**Stored items:**
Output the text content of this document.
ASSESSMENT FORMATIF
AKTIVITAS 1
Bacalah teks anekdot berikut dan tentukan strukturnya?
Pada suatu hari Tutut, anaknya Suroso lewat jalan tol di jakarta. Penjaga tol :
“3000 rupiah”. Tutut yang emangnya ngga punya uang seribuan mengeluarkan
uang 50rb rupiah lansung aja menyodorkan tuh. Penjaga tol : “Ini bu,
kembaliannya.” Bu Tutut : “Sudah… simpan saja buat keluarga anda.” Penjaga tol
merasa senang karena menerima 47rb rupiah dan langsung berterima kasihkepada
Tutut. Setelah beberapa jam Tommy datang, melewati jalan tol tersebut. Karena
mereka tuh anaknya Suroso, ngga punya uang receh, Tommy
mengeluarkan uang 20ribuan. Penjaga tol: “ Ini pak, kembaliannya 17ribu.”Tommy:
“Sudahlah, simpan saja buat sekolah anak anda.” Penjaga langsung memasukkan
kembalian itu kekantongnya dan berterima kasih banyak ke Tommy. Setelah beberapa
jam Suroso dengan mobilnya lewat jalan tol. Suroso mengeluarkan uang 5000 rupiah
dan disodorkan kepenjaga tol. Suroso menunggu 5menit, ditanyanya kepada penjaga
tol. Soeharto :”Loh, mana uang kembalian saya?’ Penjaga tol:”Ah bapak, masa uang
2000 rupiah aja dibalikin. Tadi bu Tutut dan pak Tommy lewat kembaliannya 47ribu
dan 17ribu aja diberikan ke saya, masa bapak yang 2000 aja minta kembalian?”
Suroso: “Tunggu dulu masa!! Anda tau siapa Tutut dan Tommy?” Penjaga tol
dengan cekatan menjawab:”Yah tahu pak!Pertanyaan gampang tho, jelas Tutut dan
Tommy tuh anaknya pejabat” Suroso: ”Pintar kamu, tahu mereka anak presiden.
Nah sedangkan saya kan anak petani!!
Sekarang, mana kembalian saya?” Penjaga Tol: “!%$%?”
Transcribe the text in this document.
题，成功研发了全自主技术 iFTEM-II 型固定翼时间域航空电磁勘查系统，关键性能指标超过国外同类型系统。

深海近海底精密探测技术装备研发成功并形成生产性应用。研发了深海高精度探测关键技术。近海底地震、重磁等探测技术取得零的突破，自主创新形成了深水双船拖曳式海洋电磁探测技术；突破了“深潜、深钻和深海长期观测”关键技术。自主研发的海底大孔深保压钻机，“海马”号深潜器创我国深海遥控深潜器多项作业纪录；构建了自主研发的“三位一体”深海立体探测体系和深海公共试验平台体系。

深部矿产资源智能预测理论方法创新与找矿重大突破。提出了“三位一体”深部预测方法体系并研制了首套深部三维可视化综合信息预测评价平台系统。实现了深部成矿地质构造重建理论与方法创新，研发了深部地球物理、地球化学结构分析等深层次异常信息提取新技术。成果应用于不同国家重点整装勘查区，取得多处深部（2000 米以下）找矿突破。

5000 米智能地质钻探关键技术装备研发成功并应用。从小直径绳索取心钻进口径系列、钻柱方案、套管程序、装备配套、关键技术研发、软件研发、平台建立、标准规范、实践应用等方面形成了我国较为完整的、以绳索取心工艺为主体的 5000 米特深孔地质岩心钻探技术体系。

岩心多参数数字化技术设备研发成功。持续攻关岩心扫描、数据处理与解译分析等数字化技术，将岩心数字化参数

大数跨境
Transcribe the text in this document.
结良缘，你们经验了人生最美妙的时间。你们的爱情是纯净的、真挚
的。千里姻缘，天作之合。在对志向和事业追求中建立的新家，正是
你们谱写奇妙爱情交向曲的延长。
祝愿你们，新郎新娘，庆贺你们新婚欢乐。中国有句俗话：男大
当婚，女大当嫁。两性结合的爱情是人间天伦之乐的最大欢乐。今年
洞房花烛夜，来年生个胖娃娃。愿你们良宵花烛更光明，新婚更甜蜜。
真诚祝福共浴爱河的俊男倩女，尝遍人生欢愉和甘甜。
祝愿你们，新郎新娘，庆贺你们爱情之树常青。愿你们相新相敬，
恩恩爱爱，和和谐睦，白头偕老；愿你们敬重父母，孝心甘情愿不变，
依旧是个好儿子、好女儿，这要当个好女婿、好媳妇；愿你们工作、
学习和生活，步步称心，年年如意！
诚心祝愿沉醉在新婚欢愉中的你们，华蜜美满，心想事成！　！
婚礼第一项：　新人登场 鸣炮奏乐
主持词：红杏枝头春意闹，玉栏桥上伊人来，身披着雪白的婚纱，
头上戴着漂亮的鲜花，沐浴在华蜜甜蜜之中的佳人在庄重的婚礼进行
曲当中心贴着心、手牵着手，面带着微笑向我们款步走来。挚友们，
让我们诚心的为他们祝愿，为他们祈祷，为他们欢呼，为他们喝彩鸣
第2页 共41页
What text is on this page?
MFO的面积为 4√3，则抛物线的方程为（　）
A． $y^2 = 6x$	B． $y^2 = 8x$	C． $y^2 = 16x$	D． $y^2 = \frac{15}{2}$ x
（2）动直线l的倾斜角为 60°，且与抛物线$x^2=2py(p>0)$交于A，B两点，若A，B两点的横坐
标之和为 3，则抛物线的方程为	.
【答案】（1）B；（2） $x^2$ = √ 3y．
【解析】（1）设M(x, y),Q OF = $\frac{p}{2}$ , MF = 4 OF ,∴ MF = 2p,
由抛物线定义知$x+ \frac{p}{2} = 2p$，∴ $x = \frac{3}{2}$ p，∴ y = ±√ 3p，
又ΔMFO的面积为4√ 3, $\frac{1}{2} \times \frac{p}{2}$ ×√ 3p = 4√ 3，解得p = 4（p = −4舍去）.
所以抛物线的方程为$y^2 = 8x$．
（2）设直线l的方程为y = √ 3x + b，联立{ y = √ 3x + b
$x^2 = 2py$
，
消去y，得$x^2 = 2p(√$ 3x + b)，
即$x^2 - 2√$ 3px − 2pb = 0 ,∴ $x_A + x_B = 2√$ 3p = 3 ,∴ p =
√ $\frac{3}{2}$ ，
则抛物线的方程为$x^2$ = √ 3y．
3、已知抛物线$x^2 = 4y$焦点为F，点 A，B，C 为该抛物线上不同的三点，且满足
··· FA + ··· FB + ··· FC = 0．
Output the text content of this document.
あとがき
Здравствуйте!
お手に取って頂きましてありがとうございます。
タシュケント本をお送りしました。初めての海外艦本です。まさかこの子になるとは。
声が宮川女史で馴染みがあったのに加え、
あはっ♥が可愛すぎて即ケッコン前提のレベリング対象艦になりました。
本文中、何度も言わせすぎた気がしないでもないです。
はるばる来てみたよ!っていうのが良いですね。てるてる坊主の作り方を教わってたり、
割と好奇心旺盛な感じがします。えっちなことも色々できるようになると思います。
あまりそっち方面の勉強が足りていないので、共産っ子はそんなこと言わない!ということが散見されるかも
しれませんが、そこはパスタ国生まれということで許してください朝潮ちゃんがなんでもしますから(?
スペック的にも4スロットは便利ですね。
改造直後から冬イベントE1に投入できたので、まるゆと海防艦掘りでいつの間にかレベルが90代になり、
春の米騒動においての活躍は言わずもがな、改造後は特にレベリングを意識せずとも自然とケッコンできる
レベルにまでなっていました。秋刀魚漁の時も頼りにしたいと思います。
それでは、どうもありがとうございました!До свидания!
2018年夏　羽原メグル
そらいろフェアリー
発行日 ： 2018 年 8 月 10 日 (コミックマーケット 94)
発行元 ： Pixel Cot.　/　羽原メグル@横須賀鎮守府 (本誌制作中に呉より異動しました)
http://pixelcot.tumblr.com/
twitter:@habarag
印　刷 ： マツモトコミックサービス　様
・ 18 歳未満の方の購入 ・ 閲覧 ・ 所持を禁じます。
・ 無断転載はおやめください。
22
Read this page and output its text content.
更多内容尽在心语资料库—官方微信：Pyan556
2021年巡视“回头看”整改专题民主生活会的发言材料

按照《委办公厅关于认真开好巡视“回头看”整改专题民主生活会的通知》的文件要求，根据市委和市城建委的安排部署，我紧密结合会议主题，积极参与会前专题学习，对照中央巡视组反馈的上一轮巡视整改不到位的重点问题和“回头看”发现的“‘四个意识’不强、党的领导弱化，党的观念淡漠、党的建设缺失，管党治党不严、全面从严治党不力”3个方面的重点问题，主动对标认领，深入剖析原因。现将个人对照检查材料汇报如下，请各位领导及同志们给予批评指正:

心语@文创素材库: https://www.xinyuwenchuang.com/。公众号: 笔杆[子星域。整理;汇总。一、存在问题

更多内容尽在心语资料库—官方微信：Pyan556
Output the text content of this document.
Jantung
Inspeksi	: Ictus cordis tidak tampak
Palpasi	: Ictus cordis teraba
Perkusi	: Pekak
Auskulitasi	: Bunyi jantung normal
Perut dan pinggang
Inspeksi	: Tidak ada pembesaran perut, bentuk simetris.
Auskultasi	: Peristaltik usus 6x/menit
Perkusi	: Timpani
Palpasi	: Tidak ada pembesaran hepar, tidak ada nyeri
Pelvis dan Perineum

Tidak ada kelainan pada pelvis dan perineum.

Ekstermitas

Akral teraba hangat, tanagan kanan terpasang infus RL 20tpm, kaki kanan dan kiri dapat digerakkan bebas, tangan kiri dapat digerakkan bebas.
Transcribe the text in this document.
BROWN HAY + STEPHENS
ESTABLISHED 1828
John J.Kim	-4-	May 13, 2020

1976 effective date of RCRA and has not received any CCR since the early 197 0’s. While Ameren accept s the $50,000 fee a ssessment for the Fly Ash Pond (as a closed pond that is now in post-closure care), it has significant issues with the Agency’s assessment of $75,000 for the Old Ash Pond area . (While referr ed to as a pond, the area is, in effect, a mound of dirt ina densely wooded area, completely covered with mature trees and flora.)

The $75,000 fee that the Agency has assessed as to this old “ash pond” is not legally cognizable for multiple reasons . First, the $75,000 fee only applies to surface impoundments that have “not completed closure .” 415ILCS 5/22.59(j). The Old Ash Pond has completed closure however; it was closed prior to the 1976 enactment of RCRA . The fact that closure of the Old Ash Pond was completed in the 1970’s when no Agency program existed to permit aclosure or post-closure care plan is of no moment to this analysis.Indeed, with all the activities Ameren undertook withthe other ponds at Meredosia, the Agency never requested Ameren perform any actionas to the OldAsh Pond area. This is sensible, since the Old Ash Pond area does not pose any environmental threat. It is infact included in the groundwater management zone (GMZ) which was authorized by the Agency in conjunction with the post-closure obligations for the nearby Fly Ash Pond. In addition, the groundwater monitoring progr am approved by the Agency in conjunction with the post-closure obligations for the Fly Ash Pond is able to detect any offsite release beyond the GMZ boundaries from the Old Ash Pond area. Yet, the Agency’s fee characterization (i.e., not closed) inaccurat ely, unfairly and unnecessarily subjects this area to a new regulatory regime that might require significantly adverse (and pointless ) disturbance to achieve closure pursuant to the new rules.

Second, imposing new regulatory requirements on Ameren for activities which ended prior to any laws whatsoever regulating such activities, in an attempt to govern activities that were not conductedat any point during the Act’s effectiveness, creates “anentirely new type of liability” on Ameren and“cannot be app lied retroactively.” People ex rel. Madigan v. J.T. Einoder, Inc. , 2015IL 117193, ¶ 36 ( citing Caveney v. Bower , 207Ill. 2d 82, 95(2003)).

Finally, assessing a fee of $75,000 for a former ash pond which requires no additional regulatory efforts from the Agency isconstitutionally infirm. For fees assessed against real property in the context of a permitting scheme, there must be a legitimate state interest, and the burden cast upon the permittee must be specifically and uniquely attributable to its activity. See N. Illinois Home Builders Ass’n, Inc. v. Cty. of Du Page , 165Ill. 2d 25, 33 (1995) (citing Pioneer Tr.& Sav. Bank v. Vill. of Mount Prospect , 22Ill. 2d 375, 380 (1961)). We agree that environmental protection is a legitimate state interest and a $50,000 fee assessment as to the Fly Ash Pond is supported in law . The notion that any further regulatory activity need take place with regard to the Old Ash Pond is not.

**Given problem:** Find every line above that contains the word "dengan", and return each one.

**Correct response:**
jam Suroso dengan mobilnya lewat jalan tol. Suroso mengeluarkan uang 5000 rupiah
dengan cekatan menjawab:”Yah tahu pak!Pertanyaan gampang tho, jelas Tutut dan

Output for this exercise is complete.